What you need to do
Copy out every line in which the string "date" occurs.

Data in this exercise
=====
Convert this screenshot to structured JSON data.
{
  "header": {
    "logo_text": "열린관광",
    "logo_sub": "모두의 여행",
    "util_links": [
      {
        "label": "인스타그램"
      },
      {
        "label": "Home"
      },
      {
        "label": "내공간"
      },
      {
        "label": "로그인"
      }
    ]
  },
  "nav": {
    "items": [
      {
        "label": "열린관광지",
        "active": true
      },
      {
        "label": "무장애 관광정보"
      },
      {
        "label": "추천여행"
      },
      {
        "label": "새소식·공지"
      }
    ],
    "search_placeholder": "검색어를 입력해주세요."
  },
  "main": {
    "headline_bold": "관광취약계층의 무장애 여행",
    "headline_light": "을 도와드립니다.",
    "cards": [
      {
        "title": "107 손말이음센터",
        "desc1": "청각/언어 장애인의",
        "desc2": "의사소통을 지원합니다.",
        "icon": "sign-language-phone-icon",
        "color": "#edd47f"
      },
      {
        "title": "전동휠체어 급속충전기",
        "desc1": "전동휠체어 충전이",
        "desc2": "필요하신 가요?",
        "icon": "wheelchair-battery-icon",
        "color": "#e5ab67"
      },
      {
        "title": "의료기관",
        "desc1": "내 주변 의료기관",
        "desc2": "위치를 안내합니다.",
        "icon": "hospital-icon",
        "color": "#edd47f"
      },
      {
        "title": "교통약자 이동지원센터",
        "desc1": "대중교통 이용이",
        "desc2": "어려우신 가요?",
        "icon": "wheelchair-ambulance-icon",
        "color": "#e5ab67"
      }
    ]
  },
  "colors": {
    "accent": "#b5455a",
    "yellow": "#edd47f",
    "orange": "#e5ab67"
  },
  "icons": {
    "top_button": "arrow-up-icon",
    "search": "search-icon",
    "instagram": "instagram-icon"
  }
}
=====
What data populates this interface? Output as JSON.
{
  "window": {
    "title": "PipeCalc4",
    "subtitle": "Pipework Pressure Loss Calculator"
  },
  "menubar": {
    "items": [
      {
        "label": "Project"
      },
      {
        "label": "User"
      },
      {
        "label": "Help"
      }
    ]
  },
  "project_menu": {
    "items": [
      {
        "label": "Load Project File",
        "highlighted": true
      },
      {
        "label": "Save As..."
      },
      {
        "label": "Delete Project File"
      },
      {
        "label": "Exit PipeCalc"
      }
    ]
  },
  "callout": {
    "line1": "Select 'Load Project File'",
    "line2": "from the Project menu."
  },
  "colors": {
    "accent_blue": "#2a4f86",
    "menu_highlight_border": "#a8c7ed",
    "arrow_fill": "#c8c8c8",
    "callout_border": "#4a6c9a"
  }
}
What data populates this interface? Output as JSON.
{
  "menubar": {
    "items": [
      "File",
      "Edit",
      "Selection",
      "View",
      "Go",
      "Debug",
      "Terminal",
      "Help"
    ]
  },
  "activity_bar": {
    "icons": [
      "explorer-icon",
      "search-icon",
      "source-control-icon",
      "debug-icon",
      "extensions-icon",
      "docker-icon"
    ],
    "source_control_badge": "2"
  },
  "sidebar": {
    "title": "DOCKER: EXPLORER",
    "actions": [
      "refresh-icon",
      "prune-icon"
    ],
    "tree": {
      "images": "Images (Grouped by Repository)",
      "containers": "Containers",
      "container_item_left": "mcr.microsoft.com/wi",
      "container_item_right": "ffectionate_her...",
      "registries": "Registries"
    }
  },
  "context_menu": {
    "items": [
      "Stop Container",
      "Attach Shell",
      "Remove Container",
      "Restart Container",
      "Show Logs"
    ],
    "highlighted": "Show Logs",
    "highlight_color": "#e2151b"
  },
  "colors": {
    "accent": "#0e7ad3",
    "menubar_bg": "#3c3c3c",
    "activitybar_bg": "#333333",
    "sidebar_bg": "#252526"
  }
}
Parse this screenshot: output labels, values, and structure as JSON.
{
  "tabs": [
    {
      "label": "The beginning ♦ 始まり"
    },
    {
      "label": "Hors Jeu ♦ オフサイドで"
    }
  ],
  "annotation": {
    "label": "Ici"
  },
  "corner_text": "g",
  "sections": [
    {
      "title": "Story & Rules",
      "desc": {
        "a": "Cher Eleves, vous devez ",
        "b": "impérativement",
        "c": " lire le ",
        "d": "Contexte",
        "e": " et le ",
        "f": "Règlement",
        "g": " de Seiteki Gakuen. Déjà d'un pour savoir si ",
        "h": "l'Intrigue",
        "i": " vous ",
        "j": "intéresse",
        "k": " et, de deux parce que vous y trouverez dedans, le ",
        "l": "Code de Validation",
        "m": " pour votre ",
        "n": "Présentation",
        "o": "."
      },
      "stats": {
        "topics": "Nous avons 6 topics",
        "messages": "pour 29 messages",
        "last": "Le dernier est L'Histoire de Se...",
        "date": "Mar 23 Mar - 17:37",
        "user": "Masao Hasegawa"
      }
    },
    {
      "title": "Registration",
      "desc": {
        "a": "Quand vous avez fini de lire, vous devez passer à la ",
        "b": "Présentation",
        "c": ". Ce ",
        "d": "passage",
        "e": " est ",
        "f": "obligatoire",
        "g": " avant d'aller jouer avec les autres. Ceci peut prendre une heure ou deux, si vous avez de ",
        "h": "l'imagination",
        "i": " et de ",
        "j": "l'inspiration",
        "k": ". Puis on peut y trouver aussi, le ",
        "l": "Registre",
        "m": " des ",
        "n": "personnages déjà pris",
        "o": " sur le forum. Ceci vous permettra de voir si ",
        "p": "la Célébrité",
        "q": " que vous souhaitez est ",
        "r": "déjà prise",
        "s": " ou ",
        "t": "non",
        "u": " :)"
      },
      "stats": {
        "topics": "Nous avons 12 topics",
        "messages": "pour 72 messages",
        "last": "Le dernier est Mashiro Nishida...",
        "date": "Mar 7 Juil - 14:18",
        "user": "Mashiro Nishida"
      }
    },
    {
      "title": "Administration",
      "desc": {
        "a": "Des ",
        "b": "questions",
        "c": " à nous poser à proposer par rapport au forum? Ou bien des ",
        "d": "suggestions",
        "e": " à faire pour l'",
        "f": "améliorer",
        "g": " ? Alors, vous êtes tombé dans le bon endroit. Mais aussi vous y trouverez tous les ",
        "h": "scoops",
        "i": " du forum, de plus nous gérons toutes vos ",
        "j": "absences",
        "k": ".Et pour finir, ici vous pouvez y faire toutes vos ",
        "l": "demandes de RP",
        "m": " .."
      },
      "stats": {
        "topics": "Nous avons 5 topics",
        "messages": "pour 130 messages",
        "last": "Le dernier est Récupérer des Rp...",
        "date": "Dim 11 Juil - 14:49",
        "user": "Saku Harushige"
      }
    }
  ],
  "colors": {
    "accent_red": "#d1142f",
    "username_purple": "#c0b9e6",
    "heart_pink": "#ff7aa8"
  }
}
=====
Answer to the problem
        "date": "Mar 23 Mar - 17:37",
        "date": "Mar 7 Juil - 14:18",
        "date": "Dim 11 Juil - 14:49",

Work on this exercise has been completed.